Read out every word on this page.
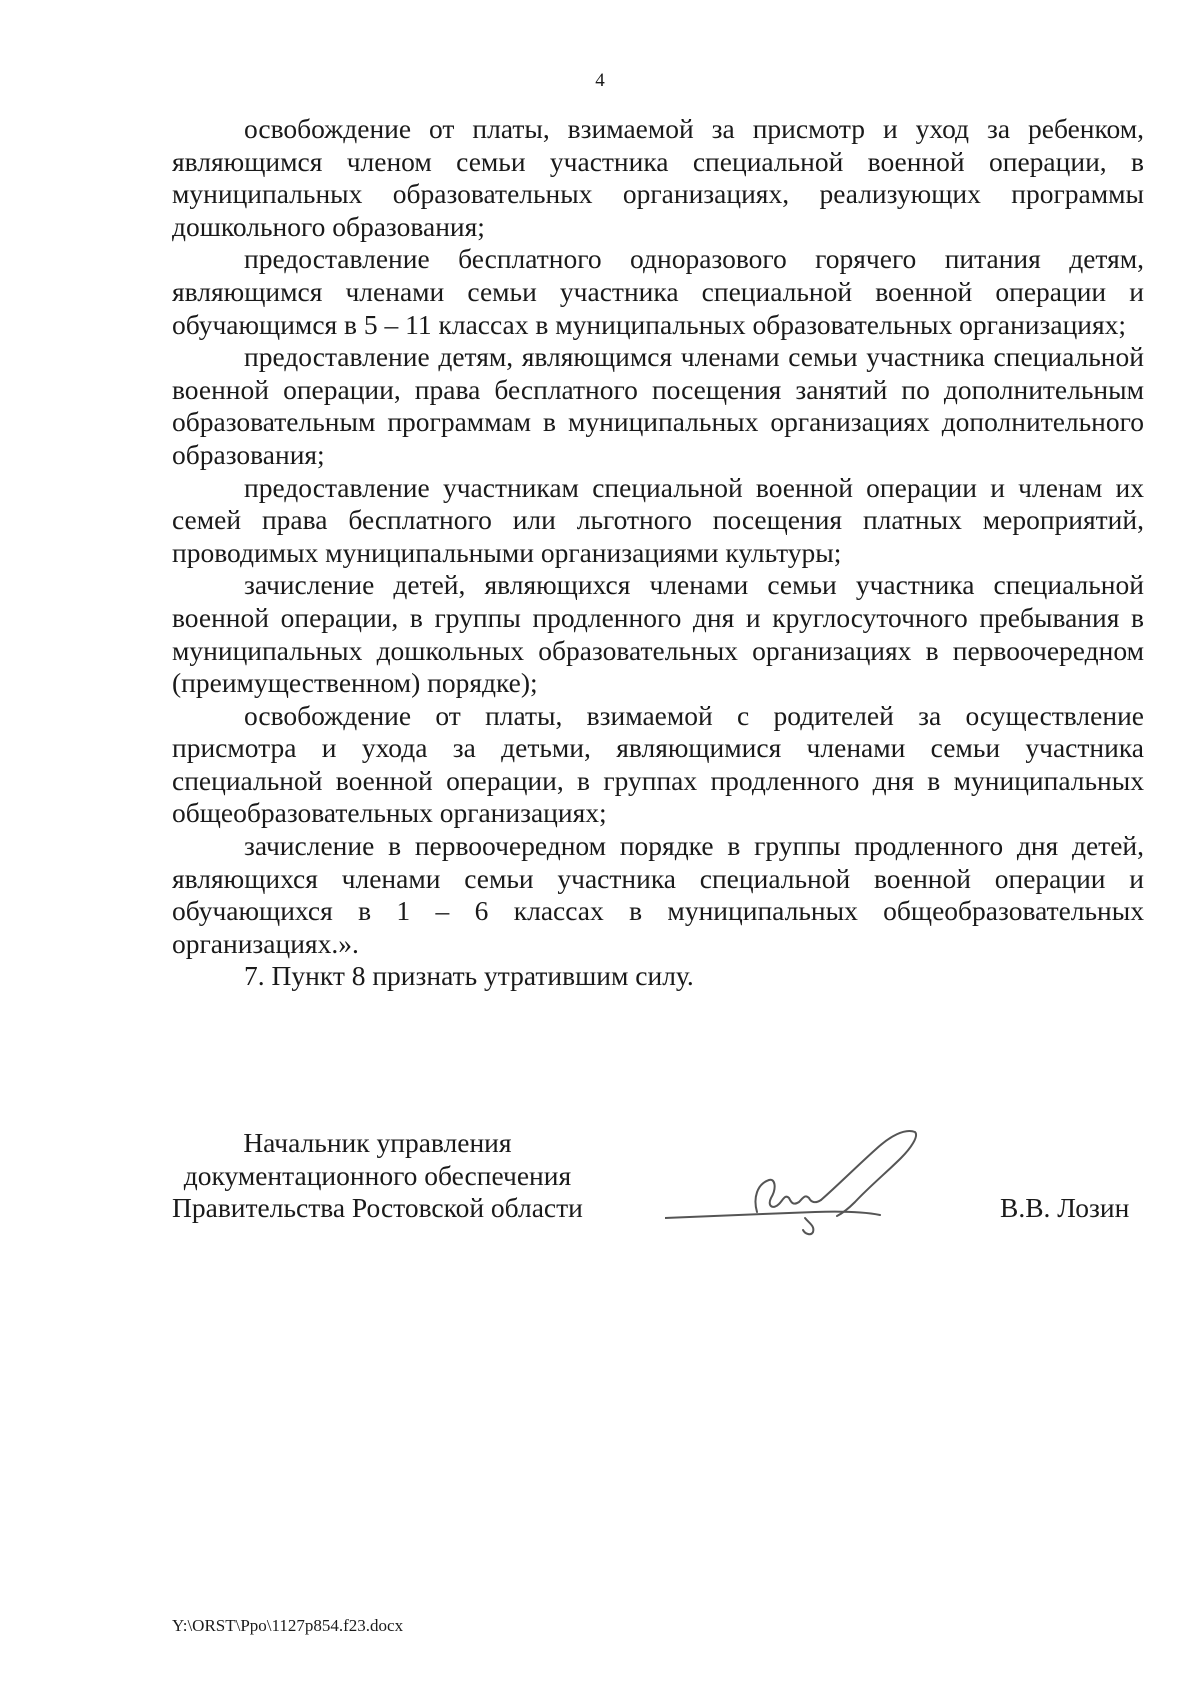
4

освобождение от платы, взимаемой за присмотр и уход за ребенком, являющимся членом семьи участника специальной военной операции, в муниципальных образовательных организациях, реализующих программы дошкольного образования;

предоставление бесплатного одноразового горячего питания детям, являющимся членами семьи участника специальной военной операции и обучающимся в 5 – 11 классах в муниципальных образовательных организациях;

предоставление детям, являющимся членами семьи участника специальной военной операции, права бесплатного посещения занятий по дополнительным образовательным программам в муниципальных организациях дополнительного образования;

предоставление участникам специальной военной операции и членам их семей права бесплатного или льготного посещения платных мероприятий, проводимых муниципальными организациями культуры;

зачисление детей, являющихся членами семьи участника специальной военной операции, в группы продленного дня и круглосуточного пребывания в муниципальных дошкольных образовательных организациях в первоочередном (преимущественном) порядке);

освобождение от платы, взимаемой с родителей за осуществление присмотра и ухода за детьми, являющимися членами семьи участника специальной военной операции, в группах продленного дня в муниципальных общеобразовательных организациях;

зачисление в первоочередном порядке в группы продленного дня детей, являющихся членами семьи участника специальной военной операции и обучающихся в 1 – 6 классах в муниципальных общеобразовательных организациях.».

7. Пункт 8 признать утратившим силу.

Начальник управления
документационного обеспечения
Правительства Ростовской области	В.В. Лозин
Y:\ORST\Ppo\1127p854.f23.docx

Exercise description
Reply with nothing but a number: how many lines of the entries above contain the string "семьи"?

Result
6